::: PROVIDED ENTRIES

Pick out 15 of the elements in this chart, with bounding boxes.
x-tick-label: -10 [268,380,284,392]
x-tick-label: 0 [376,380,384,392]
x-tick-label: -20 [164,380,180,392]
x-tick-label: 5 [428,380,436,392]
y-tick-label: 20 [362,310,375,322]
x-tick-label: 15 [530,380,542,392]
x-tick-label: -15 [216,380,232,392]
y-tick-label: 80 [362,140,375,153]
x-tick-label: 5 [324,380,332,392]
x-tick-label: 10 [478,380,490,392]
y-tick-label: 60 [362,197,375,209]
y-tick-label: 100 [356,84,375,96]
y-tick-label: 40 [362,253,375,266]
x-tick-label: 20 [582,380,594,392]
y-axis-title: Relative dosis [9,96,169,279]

::::::

## SHORT EXERCISE
Reproduce the records, starting at the first line and ending at the line "x-tick-label: 10 [478,380,490,392]", switching every "y-tick-label" to "y-axis-tick-label" and leaving everything else unchanged.

## CORRECT RESPONSE
Pick out 15 of the elements in this chart, with bounding boxes.
x-tick-label: -10 [268,380,284,392]
x-tick-label: 0 [376,380,384,392]
x-tick-label: -20 [164,380,180,392]
x-tick-label: 5 [428,380,436,392]
y-axis-tick-label: 20 [362,310,375,322]
x-tick-label: 15 [530,380,542,392]
x-tick-label: -15 [216,380,232,392]
y-axis-tick-label: 80 [362,140,375,153]
x-tick-label: 5 [324,380,332,392]
x-tick-label: 10 [478,380,490,392]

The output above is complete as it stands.